_Set exercise_
Lay out every line from the entries below as a Markdown table with the columns No. and Line, numbering each row and omitting blank lines.

_Listed entries_
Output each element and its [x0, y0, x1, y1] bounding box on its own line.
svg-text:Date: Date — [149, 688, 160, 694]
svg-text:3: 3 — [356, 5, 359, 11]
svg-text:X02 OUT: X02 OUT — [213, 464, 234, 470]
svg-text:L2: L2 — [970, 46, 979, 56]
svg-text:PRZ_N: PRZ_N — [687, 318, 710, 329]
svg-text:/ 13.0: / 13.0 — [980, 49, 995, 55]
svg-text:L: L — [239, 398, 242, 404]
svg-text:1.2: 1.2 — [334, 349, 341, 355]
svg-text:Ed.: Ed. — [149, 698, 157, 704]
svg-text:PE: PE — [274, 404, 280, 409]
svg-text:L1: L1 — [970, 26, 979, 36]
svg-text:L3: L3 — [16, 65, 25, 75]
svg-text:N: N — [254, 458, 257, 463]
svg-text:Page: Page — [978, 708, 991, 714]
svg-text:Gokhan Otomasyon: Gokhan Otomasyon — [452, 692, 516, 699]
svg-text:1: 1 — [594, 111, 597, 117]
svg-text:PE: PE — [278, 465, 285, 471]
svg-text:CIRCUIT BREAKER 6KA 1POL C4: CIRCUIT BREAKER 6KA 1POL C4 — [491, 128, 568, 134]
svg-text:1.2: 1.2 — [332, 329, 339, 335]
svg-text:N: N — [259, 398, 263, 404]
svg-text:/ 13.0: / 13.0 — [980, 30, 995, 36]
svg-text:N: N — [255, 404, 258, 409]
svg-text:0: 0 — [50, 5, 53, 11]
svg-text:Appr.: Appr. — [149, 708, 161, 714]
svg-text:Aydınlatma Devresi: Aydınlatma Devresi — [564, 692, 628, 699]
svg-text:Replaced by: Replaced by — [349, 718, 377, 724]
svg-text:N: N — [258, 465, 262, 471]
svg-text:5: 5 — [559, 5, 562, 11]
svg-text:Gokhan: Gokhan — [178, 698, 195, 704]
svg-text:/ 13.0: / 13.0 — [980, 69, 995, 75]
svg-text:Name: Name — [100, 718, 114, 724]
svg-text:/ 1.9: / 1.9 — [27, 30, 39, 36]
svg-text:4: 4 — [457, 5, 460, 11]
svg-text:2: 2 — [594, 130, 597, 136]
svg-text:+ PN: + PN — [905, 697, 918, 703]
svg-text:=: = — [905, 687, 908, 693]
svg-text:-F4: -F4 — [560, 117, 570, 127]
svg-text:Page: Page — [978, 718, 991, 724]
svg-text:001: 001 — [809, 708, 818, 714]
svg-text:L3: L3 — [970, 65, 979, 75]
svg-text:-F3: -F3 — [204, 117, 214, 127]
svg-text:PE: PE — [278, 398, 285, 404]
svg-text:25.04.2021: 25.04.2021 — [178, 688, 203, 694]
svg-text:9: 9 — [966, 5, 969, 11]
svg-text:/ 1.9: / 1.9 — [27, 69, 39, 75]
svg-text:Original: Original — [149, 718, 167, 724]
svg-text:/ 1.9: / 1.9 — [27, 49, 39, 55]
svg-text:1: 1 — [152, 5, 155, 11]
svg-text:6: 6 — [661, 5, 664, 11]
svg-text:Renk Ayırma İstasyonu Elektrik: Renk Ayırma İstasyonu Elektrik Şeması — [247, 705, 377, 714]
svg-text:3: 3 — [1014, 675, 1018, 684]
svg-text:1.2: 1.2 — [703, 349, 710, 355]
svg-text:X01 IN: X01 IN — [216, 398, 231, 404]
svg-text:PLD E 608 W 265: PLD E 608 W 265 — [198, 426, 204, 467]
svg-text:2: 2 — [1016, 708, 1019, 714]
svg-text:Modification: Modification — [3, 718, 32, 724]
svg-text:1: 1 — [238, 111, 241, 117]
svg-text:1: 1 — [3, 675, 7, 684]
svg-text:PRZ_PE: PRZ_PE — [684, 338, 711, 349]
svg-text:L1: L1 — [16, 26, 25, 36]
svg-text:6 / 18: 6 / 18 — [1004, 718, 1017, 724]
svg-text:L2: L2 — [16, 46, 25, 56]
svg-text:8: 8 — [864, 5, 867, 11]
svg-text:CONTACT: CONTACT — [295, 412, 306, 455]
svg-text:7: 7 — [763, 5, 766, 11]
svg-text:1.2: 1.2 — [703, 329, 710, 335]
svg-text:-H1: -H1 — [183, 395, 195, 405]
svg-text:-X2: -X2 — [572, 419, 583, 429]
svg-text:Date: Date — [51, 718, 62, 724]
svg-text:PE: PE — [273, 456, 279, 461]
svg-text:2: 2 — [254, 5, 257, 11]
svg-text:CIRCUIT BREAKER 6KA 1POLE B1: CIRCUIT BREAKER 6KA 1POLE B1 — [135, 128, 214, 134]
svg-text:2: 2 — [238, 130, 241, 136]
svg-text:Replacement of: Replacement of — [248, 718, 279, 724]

_Full answer_
| No. | Line |
|---|---|
| 1 | Output each element and its [x0, y0, x1, y1] bounding box on its own line. |
| 2 | svg-text:Date: Date — [149, 688, 160, 694] |
| 3 | svg-text:3: 3 — [356, 5, 359, 11] |
| 4 | svg-text:X02 OUT: X02 OUT — [213, 464, 234, 470] |
| 5 | svg-text:L2: L2 — [970, 46, 979, 56] |
| 6 | svg-text:PRZ_N: PRZ_N — [687, 318, 710, 329] |
| 7 | svg-text:/ 13.0: / 13.0 — [980, 49, 995, 55] |
| 8 | svg-text:L: L — [239, 398, 242, 404] |
| 9 | svg-text:1.2: 1.2 — [334, 349, 341, 355] |
| 10 | svg-text:Ed.: Ed. — [149, 698, 157, 704] |
| 11 | svg-text:PE: PE — [274, 404, 280, 409] |
| 12 | svg-text:L1: L1 — [970, 26, 979, 36] |
| 13 | svg-text:L3: L3 — [16, 65, 25, 75] |
| 14 | svg-text:N: N — [254, 458, 257, 463] |
| 15 | svg-text:Page: Page — [978, 708, 991, 714] |
| 16 | svg-text:Gokhan Otomasyon: Gokhan Otomasyon — [452, 692, 516, 699] |
| 17 | svg-text:1: 1 — [594, 111, 597, 117] |
| 18 | svg-text:PE: PE — [278, 465, 285, 471] |
| 19 | svg-text:CIRCUIT BREAKER 6KA 1POL C4: CIRCUIT BREAKER 6KA 1POL C4 — [491, 128, 568, 134] |
| 20 | svg-text:1.2: 1.2 — [332, 329, 339, 335] |
| 21 | svg-text:N: N — [259, 398, 263, 404] |
| 22 | svg-text:/ 13.0: / 13.0 — [980, 30, 995, 36] |
| 23 | svg-text:N: N — [255, 404, 258, 409] |
| 24 | svg-text:0: 0 — [50, 5, 53, 11] |
| 25 | svg-text:Appr.: Appr. — [149, 708, 161, 714] |
| 26 | svg-text:Aydınlatma Devresi: Aydınlatma Devresi — [564, 692, 628, 699] |
| 27 | svg-text:Replaced by: Replaced by — [349, 718, 377, 724] |
| 28 | svg-text:N: N — [258, 465, 262, 471] |
| 29 | svg-text:5: 5 — [559, 5, 562, 11] |
| 30 | svg-text:Gokhan: Gokhan — [178, 698, 195, 704] |
| 31 | svg-text:/ 13.0: / 13.0 — [980, 69, 995, 75] |
| 32 | svg-text:Name: Name — [100, 718, 114, 724] |
| 33 | svg-text:/ 1.9: / 1.9 — [27, 30, 39, 36] |
| 34 | svg-text:4: 4 — [457, 5, 460, 11] |
| 35 | svg-text:2: 2 — [594, 130, 597, 136] |
| 36 | svg-text:+ PN: + PN — [905, 697, 918, 703] |
| 37 | svg-text:=: = — [905, 687, 908, 693] |
| 38 | svg-text:-F4: -F4 — [560, 117, 570, 127] |
| 39 | svg-text:Page: Page — [978, 718, 991, 724] |
| 40 | svg-text:001: 001 — [809, 708, 818, 714] |
| 41 | svg-text:L3: L3 — [970, 65, 979, 75] |
| 42 | svg-text:-F3: -F3 — [204, 117, 214, 127] |
| 43 | svg-text:PE: PE — [278, 398, 285, 404] |
| 44 | svg-text:25.04.2021: 25.04.2021 — [178, 688, 203, 694] |
| 45 | svg-text:9: 9 — [966, 5, 969, 11] |
| 46 | svg-text:/ 1.9: / 1.9 — [27, 69, 39, 75] |
| 47 | svg-text:Original: Original — [149, 718, 167, 724] |
| 48 | svg-text:/ 1.9: / 1.9 — [27, 49, 39, 55] |
| 49 | svg-text:1: 1 — [152, 5, 155, 11] |
| 50 | svg-text:6: 6 — [661, 5, 664, 11] |
| 51 | svg-text:Renk Ayırma İstasyonu Elektrik: Renk Ayırma İstasyonu Elektrik Şeması — [247, 705, 377, 714] |
| 52 | svg-text:3: 3 — [1014, 675, 1018, 684] |
| 53 | svg-text:1.2: 1.2 — [703, 349, 710, 355] |
| 54 | svg-text:X01 IN: X01 IN — [216, 398, 231, 404] |
| 55 | svg-text:PLD E 608 W 265: PLD E 608 W 265 — [198, 426, 204, 467] |
| 56 | svg-text:2: 2 — [1016, 708, 1019, 714] |
| 57 | svg-text:Modification: Modification — [3, 718, 32, 724] |
| 58 | svg-text:1: 1 — [238, 111, 241, 117] |
| 59 | svg-text:1: 1 — [3, 675, 7, 684] |
| 60 | svg-text:PRZ_PE: PRZ_PE — [684, 338, 711, 349] |
| 61 | svg-text:L1: L1 — [16, 26, 25, 36] |
| 62 | svg-text:6 / 18: 6 / 18 — [1004, 718, 1017, 724] |
| 63 | svg-text:L2: L2 — [16, 46, 25, 56] |
| 64 | svg-text:8: 8 — [864, 5, 867, 11] |
| 65 | svg-text:CONTACT: CONTACT — [295, 412, 306, 455] |
| 66 | svg-text:7: 7 — [763, 5, 766, 11] |
| 67 | svg-text:1.2: 1.2 — [703, 329, 710, 335] |
| 68 | svg-text:-H1: -H1 — [183, 395, 195, 405] |
| 69 | svg-text:-X2: -X2 — [572, 419, 583, 429] |
| 70 | svg-text:Date: Date — [51, 718, 62, 724] |
| 71 | svg-text:PE: PE — [273, 456, 279, 461] |
| 72 | svg-text:2: 2 — [254, 5, 257, 11] |
| 73 | svg-text:CIRCUIT BREAKER 6KA 1POLE B1: CIRCUIT BREAKER 6KA 1POLE B1 — [135, 128, 214, 134] |
| 74 | svg-text:2: 2 — [238, 130, 241, 136] |
| 75 | svg-text:Replacement of: Replacement of — [248, 718, 279, 724] |